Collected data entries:
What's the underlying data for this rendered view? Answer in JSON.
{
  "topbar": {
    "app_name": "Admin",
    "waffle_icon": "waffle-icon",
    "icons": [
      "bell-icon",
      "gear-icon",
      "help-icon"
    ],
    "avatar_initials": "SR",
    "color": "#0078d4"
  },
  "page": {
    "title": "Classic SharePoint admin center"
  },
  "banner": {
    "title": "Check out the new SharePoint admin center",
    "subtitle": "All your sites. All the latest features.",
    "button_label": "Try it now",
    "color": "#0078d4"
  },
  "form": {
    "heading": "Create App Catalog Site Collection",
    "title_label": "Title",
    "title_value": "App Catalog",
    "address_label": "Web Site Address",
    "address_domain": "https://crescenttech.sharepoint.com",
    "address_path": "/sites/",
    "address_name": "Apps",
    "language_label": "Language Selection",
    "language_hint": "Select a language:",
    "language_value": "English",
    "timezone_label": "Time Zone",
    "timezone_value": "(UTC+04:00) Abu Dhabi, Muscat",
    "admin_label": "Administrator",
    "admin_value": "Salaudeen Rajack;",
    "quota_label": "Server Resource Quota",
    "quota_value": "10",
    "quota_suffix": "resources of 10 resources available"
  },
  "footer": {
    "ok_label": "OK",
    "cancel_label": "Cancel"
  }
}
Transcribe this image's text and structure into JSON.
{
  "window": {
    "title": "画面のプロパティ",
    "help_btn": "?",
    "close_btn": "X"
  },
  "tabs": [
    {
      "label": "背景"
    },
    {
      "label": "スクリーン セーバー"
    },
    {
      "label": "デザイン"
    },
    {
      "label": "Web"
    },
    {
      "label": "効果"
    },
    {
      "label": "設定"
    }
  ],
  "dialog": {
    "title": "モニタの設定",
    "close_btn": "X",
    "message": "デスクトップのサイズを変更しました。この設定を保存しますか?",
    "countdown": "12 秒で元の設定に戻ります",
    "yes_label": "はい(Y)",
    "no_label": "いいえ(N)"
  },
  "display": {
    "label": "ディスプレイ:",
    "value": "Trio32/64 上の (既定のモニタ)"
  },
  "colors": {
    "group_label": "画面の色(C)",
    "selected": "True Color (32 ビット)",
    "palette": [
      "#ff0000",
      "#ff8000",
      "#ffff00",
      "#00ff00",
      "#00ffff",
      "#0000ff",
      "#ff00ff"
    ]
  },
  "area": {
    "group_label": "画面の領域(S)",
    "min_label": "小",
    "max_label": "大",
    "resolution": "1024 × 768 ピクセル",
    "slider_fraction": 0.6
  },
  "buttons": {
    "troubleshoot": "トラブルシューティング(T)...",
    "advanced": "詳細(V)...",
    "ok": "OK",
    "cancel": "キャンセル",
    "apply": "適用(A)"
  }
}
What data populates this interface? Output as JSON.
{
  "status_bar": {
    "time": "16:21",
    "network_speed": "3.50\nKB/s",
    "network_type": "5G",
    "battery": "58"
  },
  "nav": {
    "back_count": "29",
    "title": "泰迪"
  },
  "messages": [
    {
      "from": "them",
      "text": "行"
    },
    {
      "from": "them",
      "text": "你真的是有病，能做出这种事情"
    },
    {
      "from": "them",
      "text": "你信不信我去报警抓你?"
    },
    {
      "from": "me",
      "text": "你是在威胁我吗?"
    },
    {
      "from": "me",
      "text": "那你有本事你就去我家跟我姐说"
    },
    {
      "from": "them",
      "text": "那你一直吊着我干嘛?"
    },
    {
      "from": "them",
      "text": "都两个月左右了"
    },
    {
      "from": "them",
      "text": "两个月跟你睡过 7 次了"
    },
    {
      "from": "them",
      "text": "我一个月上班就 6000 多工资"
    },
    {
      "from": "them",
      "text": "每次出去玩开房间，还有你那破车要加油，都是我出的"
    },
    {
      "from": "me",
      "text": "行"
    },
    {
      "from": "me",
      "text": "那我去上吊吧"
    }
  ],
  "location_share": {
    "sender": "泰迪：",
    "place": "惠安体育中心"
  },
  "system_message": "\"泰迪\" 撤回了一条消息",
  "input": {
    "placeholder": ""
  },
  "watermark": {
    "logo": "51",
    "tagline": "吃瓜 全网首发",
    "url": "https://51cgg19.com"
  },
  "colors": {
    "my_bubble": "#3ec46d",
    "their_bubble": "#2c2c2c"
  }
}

Task brief: Produce an exact copy of the whole listing.

Exercise response:
What's the underlying data for this rendered view? Answer in JSON.
{
  "topbar": {
    "app_name": "Admin",
    "waffle_icon": "waffle-icon",
    "icons": [
      "bell-icon",
      "gear-icon",
      "help-icon"
    ],
    "avatar_initials": "SR",
    "color": "#0078d4"
  },
  "page": {
    "title": "Classic SharePoint admin center"
  },
  "banner": {
    "title": "Check out the new SharePoint admin center",
    "subtitle": "All your sites. All the latest features.",
    "button_label": "Try it now",
    "color": "#0078d4"
  },
  "form": {
    "heading": "Create App Catalog Site Collection",
    "title_label": "Title",
    "title_value": "App Catalog",
    "address_label": "Web Site Address",
    "address_domain": "https://crescenttech.sharepoint.com",
    "address_path": "/sites/",
    "address_name": "Apps",
    "language_label": "Language Selection",
    "language_hint": "Select a language:",
    "language_value": "English",
    "timezone_label": "Time Zone",
    "timezone_value": "(UTC+04:00) Abu Dhabi, Muscat",
    "admin_label": "Administrator",
    "admin_value": "Salaudeen Rajack;",
    "quota_label": "Server Resource Quota",
    "quota_value": "10",
    "quota_suffix": "resources of 10 resources available"
  },
  "footer": {
    "ok_label": "OK",
    "cancel_label": "Cancel"
  }
}
Transcribe this image's text and structure into JSON.
{
  "window": {
    "title": "画面のプロパティ",
    "help_btn": "?",
    "close_btn": "X"
  },
  "tabs": [
    {
      "label": "背景"
    },
    {
      "label": "スクリーン セーバー"
    },
    {
      "label": "デザイン"
    },
    {
      "label": "Web"
    },
    {
      "label": "効果"
    },
    {
      "label": "設定"
    }
  ],
  "dialog": {
    "title": "モニタの設定",
    "close_btn": "X",
    "message": "デスクトップのサイズを変更しました。この設定を保存しますか?",
    "countdown": "12 秒で元の設定に戻ります",
    "yes_label": "はい(Y)",
    "no_label": "いいえ(N)"
  },
  "display": {
    "label": "ディスプレイ:",
    "value": "Trio32/64 上の (既定のモニタ)"
  },
  "colors": {
    "group_label": "画面の色(C)",
    "selected": "True Color (32 ビット)",
    "palette": [
      "#ff0000",
      "#ff8000",
      "#ffff00",
      "#00ff00",
      "#00ffff",
      "#0000ff",
      "#ff00ff"
    ]
  },
  "area": {
    "group_label": "画面の領域(S)",
    "min_label": "小",
    "max_label": "大",
    "resolution": "1024 × 768 ピクセル",
    "slider_fraction": 0.6
  },
  "buttons": {
    "troubleshoot": "トラブルシューティング(T)...",
    "advanced": "詳細(V)...",
    "ok": "OK",
    "cancel": "キャンセル",
    "apply": "適用(A)"
  }
}
What data populates this interface? Output as JSON.
{
  "status_bar": {
    "time": "16:21",
    "network_speed": "3.50\nKB/s",
    "network_type": "5G",
    "battery": "58"
  },
  "nav": {
    "back_count": "29",
    "title": "泰迪"
  },
  "messages": [
    {
      "from": "them",
      "text": "行"
    },
    {
      "from": "them",
      "text": "你真的是有病，能做出这种事情"
    },
    {
      "from": "them",
      "text": "你信不信我去报警抓你?"
    },
    {
      "from": "me",
      "text": "你是在威胁我吗?"
    },
    {
      "from": "me",
      "text": "那你有本事你就去我家跟我姐说"
    },
    {
      "from": "them",
      "text": "那你一直吊着我干嘛?"
    },
    {
      "from": "them",
      "text": "都两个月左右了"
    },
    {
      "from": "them",
      "text": "两个月跟你睡过 7 次了"
    },
    {
      "from": "them",
      "text": "我一个月上班就 6000 多工资"
    },
    {
      "from": "them",
      "text": "每次出去玩开房间，还有你那破车要加油，都是我出的"
    },
    {
      "from": "me",
      "text": "行"
    },
    {
      "from": "me",
      "text": "那我去上吊吧"
    }
  ],
  "location_share": {
    "sender": "泰迪：",
    "place": "惠安体育中心"
  },
  "system_message": "\"泰迪\" 撤回了一条消息",
  "input": {
    "placeholder": ""
  },
  "watermark": {
    "logo": "51",
    "tagline": "吃瓜 全网首发",
    "url": "https://51cgg19.com"
  },
  "colors": {
    "my_bubble": "#3ec46d",
    "their_bubble": "#2c2c2c"
  }
}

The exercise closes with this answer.